# Work instructions
Count the lines below that include the word "Planet" and write that number alone.

# Raw data

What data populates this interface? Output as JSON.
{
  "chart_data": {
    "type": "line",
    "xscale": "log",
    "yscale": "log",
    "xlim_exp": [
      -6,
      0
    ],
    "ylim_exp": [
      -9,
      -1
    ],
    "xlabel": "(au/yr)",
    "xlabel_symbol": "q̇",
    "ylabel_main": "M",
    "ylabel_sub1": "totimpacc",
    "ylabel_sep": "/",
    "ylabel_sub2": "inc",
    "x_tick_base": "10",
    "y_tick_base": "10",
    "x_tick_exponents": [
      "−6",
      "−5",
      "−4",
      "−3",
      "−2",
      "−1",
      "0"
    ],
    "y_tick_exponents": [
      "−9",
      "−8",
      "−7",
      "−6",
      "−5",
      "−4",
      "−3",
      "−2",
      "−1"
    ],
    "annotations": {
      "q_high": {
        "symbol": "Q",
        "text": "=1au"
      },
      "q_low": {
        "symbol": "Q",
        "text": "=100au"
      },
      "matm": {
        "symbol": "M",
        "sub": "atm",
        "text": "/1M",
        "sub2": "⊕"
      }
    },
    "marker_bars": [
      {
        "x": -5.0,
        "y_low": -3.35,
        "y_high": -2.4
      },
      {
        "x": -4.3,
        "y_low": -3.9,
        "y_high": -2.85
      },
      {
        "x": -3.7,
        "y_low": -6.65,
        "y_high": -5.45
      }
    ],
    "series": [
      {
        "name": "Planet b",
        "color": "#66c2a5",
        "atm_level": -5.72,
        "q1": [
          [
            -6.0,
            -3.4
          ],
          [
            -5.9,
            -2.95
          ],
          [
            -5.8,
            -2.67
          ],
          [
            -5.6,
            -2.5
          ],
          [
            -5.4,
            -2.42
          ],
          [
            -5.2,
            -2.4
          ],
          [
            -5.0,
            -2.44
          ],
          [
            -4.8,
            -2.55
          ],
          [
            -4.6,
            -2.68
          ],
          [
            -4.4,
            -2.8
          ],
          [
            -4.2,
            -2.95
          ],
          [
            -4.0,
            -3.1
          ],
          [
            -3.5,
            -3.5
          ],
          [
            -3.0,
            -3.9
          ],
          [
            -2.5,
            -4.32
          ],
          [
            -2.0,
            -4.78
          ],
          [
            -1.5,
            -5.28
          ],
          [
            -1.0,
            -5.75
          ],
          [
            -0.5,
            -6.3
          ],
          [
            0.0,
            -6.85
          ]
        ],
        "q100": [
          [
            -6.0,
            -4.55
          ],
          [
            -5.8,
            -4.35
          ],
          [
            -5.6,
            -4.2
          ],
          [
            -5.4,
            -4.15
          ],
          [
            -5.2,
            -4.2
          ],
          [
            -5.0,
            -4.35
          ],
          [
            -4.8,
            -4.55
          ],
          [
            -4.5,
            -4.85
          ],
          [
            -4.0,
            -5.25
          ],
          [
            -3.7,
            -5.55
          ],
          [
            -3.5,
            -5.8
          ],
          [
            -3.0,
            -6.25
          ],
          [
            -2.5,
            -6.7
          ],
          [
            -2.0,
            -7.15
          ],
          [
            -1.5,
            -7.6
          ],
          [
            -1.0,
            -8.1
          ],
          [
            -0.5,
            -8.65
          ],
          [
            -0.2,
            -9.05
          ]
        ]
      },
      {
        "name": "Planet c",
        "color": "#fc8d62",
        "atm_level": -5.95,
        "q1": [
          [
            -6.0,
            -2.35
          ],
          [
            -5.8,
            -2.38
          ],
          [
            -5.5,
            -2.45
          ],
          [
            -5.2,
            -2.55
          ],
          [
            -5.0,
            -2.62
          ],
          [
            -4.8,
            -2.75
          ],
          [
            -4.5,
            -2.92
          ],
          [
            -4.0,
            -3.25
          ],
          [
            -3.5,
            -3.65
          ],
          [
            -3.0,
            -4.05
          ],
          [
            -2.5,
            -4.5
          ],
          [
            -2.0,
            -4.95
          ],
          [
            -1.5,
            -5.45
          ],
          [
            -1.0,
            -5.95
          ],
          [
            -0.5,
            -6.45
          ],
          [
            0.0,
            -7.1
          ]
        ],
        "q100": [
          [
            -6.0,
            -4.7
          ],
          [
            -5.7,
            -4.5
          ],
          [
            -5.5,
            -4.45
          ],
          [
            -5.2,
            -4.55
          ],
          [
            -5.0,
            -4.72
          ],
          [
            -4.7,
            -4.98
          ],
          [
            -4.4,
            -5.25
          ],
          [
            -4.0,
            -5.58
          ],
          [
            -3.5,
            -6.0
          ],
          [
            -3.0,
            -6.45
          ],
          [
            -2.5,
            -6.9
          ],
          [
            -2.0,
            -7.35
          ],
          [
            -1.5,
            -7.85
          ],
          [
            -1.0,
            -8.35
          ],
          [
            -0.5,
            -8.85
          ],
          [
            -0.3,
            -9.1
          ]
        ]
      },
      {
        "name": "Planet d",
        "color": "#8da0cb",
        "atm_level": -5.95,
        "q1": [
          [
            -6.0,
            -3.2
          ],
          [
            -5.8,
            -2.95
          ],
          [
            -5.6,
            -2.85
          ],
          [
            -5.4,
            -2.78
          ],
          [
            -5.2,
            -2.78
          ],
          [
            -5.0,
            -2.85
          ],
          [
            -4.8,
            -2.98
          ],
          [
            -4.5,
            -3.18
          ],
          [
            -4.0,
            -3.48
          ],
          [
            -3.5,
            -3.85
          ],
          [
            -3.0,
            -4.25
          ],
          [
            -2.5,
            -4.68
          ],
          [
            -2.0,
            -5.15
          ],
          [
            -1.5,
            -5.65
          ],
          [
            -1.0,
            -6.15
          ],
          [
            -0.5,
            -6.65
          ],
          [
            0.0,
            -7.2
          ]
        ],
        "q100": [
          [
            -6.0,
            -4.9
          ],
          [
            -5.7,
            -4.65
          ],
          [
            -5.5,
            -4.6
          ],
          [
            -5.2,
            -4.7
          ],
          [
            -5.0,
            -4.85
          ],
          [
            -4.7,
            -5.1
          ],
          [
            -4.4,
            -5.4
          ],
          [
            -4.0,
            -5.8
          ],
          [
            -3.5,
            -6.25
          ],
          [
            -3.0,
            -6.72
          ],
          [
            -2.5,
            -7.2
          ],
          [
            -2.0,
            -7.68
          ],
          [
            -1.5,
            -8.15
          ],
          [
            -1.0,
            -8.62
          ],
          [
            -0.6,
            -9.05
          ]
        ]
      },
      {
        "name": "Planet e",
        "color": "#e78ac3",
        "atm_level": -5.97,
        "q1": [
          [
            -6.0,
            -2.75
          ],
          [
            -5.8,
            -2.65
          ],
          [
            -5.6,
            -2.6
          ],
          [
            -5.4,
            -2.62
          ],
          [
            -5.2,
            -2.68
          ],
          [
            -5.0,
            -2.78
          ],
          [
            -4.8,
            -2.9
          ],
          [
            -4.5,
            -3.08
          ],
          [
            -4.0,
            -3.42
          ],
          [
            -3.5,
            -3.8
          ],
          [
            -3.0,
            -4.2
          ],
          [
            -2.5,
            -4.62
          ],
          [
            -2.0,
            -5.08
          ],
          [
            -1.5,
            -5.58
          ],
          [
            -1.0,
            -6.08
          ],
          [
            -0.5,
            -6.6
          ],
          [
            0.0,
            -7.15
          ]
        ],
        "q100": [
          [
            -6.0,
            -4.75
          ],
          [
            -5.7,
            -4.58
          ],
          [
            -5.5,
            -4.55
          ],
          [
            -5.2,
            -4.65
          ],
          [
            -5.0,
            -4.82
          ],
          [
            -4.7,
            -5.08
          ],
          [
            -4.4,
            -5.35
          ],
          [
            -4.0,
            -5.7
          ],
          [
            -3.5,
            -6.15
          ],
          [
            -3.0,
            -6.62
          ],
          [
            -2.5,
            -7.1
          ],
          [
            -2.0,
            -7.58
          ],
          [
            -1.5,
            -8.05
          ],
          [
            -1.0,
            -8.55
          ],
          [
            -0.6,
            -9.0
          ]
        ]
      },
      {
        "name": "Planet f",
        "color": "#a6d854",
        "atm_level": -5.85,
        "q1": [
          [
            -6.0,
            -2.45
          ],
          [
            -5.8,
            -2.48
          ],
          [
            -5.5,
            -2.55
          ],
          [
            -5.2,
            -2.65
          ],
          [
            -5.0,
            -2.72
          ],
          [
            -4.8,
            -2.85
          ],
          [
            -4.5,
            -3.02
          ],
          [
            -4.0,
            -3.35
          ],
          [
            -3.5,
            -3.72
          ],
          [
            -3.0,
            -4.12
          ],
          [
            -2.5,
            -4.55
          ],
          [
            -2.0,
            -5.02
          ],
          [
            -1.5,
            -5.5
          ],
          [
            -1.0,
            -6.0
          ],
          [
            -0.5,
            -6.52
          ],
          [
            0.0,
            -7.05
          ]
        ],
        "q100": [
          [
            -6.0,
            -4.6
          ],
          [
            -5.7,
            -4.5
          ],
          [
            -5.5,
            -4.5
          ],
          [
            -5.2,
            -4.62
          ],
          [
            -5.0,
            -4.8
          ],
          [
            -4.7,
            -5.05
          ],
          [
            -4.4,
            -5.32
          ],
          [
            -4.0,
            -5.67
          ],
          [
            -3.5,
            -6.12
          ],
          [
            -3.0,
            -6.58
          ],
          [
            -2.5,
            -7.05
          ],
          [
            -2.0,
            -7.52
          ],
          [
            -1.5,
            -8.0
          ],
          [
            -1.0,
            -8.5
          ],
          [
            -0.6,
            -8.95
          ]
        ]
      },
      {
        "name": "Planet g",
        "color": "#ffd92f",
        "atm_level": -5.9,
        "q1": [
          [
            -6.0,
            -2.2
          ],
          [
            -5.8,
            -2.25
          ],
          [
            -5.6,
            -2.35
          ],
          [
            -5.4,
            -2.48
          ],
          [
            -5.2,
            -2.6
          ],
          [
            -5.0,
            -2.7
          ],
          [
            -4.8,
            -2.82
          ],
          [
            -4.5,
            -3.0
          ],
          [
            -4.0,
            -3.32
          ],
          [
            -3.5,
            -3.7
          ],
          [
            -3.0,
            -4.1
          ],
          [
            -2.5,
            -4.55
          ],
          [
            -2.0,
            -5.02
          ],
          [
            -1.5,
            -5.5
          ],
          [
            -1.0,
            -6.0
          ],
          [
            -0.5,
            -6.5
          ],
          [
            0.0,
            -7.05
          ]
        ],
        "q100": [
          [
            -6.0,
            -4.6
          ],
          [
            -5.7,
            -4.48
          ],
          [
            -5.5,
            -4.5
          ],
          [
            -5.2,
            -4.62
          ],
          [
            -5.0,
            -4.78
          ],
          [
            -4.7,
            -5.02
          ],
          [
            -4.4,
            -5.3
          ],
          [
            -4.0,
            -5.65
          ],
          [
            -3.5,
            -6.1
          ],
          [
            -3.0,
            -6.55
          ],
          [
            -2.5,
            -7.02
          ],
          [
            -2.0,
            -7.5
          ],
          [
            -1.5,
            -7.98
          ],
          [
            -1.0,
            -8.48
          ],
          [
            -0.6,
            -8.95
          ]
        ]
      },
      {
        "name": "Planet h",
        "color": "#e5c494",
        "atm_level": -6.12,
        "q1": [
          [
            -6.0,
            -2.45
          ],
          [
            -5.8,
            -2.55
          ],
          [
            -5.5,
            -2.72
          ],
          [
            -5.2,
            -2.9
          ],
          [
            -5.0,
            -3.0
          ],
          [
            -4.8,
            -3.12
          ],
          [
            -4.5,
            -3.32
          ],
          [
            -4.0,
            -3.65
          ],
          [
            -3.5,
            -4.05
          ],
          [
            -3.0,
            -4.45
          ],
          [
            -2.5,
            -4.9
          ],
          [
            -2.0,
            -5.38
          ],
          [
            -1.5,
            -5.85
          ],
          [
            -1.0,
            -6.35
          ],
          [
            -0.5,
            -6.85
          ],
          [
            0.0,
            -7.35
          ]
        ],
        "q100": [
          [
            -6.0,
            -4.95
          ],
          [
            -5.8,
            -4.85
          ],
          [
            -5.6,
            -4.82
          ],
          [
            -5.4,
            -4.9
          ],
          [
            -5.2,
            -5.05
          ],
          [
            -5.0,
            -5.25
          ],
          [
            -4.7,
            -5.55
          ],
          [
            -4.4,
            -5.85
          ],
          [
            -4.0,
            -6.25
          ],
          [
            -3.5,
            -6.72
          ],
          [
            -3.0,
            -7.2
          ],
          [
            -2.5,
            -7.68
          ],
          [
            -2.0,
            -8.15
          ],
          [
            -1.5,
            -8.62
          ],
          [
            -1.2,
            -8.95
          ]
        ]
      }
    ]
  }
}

# Completed task
7